Rows from a figure dataset

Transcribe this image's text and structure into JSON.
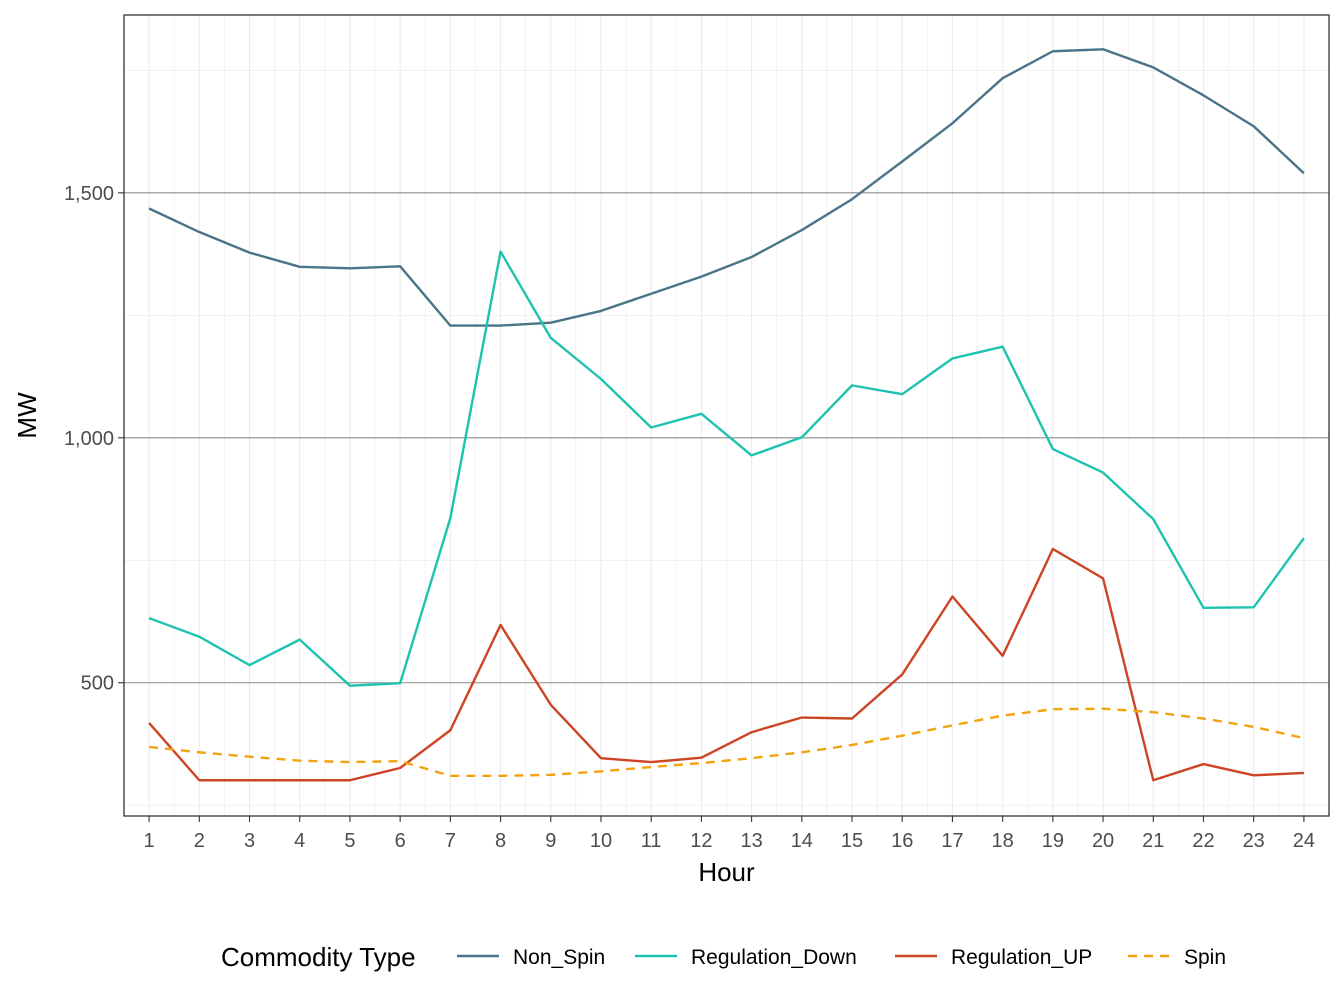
{
  "chart_data": {
    "type": "line",
    "title": "",
    "xlabel": "Hour",
    "ylabel": "MW",
    "x": [
      1,
      2,
      3,
      4,
      5,
      6,
      7,
      8,
      9,
      10,
      11,
      12,
      13,
      14,
      15,
      16,
      17,
      18,
      19,
      20,
      21,
      22,
      23,
      24
    ],
    "x_tick_labels": [
      "1",
      "2",
      "3",
      "4",
      "5",
      "6",
      "7",
      "8",
      "9",
      "10",
      "11",
      "12",
      "13",
      "14",
      "15",
      "16",
      "17",
      "18",
      "19",
      "20",
      "21",
      "22",
      "23",
      "24"
    ],
    "xlim": [
      0.5,
      24.5
    ],
    "ylim": [
      228,
      1863
    ],
    "y_ticks": [
      500,
      1000,
      1500
    ],
    "y_tick_labels": [
      "500",
      "1,000",
      "1,500"
    ],
    "grid": true,
    "legend": {
      "title": "Commodity Type",
      "position": "bottom"
    },
    "series": [
      {
        "name": "Non_Spin",
        "color": "#4a7487",
        "dash": "solid",
        "values": [
          1468,
          1420,
          1378,
          1349,
          1346,
          1350,
          1229,
          1229,
          1235,
          1259,
          1294,
          1329,
          1369,
          1424,
          1487,
          1564,
          1642,
          1734,
          1789,
          1793,
          1756,
          1699,
          1636,
          1540
        ]
      },
      {
        "name": "Regulation_Down",
        "color": "#1ec3b0",
        "dash": "solid",
        "values": [
          632,
          594,
          536,
          588,
          494,
          499,
          836,
          1380,
          1204,
          1120,
          1021,
          1049,
          964,
          1001,
          1107,
          1089,
          1162,
          1186,
          977,
          929,
          834,
          653,
          654,
          795
        ]
      },
      {
        "name": "Regulation_UP",
        "color": "#cc4423",
        "dash": "solid",
        "values": [
          418,
          301,
          301,
          301,
          301,
          326,
          403,
          618,
          455,
          346,
          338,
          347,
          399,
          429,
          427,
          517,
          676,
          555,
          773,
          713,
          301,
          334,
          311,
          316
        ]
      },
      {
        "name": "Spin",
        "color": "#f2a30f",
        "dash": "dashed",
        "values": [
          369,
          358,
          349,
          341,
          338,
          340,
          310,
          310,
          312,
          319,
          328,
          336,
          346,
          358,
          373,
          392,
          413,
          433,
          446,
          447,
          440,
          427,
          410,
          387
        ]
      }
    ]
  }
}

* _SET TASK_: From the entries above, list each line with "name" in it.

* _RESULT OF THE TASK_:
        "name": "Non_Spin",
        "name": "Regulation_Down",
        "name": "Regulation_UP",
        "name": "Spin",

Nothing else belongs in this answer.